### Directions
Look over the lines below. Report each one that includes the string "Royal".
______________________________
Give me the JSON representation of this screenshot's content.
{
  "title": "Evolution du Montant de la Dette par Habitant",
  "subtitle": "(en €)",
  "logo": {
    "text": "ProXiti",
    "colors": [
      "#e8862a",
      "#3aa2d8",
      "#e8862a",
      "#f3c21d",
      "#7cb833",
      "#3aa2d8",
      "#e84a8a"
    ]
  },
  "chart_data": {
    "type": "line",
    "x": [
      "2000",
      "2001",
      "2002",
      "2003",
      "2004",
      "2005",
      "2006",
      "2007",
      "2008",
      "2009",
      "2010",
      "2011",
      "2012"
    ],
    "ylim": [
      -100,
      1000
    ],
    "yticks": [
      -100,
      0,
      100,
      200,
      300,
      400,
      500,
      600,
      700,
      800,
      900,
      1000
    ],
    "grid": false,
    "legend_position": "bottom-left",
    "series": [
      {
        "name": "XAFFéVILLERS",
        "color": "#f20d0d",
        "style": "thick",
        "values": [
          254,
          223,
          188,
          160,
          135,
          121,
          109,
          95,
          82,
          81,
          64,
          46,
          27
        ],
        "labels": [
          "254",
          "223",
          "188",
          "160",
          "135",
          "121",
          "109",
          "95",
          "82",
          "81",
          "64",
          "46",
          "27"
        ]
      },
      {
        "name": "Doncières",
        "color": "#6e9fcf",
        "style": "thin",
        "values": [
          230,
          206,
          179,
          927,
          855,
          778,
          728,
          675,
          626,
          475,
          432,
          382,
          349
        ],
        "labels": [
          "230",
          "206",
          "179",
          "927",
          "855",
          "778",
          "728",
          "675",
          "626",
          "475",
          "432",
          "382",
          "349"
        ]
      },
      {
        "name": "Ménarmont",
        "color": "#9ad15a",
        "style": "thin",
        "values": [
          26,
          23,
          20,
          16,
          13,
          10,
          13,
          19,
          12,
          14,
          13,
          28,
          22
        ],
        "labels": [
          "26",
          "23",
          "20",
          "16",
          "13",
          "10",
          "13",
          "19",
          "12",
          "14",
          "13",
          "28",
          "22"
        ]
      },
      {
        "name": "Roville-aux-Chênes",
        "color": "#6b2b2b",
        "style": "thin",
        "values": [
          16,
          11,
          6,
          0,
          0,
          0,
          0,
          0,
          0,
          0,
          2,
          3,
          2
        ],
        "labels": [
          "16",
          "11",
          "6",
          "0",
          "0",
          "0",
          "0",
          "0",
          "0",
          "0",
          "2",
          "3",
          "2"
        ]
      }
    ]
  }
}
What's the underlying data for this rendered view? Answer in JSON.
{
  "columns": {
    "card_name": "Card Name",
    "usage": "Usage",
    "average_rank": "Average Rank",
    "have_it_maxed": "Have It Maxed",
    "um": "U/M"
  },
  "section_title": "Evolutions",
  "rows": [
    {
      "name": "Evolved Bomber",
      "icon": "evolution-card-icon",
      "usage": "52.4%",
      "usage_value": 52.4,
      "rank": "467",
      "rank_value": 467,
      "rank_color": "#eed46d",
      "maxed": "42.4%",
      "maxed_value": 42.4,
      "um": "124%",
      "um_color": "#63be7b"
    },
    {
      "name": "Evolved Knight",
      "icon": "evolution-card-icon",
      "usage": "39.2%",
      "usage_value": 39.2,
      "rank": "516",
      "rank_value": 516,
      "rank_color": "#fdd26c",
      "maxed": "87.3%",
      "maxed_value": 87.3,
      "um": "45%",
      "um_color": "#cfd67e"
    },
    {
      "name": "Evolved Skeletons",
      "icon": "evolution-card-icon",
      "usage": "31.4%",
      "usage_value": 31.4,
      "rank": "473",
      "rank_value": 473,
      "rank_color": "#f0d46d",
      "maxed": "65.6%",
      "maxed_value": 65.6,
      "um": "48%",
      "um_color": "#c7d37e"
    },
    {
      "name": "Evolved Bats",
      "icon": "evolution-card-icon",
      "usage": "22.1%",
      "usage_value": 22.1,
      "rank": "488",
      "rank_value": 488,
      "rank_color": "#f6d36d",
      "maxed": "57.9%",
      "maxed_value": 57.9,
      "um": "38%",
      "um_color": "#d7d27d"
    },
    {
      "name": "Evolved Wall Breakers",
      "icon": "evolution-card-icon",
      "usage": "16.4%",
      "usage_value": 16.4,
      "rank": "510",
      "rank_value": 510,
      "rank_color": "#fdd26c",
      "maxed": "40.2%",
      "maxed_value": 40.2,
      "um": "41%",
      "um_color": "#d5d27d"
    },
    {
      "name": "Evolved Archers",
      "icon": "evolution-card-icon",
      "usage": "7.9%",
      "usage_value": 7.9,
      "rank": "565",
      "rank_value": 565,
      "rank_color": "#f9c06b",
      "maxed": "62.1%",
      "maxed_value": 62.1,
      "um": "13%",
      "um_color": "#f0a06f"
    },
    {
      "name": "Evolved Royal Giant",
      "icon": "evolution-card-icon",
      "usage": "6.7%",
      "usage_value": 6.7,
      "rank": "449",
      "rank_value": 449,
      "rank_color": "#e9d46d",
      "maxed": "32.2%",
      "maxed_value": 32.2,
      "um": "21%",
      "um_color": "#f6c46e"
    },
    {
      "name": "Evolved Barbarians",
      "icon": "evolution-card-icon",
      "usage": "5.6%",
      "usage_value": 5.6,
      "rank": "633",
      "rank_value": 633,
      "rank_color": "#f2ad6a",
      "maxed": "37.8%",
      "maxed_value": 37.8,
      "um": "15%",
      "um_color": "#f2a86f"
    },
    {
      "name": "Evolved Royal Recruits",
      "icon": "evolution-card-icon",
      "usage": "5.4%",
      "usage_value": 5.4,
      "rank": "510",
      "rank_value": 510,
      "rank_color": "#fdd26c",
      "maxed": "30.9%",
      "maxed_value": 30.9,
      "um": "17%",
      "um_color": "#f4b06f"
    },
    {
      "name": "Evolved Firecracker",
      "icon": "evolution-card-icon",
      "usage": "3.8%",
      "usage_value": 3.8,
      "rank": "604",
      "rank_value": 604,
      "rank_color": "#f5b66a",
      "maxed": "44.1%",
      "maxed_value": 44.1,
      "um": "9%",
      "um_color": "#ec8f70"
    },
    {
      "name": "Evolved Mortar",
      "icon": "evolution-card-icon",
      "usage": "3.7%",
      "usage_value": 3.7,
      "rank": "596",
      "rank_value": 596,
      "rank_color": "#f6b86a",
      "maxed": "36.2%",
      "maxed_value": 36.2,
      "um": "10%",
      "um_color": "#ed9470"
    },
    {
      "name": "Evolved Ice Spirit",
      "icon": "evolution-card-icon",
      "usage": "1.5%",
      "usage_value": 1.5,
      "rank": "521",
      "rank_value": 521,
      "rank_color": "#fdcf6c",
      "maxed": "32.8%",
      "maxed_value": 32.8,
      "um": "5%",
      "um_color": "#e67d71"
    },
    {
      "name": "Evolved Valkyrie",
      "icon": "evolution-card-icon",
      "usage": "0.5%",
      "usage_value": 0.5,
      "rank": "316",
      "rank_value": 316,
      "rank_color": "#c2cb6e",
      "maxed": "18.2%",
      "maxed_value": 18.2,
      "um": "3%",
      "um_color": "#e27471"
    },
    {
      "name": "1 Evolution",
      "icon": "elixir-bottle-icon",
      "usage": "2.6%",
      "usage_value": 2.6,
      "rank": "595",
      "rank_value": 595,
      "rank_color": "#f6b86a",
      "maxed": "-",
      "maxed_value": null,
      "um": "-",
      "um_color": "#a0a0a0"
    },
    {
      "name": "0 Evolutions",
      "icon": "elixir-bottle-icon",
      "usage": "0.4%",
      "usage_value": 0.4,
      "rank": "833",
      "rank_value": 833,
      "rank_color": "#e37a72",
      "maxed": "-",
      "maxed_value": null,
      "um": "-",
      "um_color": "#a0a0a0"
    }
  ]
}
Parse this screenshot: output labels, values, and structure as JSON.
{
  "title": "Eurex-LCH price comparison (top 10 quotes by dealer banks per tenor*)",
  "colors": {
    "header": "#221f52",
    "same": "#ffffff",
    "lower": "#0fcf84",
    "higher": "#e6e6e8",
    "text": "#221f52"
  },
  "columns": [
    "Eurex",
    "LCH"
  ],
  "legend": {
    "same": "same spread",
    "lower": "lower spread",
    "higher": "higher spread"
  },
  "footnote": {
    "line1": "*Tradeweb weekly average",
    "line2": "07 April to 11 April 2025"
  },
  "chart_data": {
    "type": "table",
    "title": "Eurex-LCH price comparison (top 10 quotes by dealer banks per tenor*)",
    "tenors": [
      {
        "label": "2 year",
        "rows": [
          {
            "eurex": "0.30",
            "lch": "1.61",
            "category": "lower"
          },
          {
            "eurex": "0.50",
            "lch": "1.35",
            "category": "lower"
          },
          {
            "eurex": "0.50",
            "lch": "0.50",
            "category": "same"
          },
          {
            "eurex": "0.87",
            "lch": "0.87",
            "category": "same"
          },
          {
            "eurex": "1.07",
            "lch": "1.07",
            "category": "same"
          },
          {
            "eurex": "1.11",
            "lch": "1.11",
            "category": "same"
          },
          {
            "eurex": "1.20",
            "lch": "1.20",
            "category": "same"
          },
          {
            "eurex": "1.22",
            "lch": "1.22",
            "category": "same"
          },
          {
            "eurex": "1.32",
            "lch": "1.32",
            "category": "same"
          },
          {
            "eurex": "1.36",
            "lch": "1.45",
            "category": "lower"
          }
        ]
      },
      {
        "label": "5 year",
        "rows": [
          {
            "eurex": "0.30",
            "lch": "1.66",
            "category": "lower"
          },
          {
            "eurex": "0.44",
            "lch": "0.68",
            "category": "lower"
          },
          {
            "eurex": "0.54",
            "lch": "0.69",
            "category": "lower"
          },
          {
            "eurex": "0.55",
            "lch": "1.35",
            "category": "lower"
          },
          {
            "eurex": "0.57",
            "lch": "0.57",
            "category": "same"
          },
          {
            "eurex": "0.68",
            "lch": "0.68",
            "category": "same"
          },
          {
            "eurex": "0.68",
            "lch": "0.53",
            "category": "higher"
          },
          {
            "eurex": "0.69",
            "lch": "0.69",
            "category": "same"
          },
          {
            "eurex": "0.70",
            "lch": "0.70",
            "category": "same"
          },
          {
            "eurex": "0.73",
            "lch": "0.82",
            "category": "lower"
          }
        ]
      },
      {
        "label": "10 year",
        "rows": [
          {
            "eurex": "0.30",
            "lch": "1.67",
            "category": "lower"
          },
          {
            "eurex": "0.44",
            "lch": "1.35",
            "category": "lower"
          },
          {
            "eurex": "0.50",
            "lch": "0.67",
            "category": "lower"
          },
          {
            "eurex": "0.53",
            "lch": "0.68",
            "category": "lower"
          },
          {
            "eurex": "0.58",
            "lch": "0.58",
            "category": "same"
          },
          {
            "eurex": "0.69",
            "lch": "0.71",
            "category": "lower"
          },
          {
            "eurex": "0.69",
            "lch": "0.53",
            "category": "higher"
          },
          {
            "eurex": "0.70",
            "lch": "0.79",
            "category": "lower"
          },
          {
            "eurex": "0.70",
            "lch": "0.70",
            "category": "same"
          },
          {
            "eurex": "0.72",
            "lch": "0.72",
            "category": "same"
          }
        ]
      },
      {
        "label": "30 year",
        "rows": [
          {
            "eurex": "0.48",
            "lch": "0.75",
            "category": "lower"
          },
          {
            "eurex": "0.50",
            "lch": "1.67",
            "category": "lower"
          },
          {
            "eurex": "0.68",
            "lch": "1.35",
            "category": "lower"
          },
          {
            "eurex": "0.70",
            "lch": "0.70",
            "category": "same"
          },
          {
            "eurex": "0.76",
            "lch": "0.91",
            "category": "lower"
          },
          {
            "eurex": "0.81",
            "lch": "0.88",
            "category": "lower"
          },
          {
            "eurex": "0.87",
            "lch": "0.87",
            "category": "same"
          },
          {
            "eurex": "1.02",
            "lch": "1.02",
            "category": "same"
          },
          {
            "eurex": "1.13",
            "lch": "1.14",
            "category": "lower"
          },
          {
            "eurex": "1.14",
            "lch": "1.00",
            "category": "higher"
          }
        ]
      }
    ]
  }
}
______________________________
### Solution to this exercise
      "name": "Evolved Royal Giant",
      "name": "Evolved Royal Recruits",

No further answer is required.